DATA EXCERPTS:

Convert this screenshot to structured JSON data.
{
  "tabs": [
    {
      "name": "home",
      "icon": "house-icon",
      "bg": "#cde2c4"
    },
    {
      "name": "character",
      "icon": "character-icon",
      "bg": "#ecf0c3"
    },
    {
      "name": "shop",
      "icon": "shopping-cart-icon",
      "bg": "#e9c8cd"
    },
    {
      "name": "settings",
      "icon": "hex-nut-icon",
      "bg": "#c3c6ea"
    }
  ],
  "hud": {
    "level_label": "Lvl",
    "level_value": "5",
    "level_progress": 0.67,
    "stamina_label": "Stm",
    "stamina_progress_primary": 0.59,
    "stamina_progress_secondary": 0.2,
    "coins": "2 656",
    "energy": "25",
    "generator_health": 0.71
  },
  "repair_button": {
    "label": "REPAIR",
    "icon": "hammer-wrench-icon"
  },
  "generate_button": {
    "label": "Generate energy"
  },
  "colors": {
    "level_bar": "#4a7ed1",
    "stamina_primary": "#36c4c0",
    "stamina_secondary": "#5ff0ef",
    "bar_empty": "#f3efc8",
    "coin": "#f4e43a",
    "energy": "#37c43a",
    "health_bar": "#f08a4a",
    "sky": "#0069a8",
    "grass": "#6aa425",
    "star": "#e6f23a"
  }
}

JOB: Provide solely the number of lines in the data that include the word "character".

CORRECT OUTPUT: 2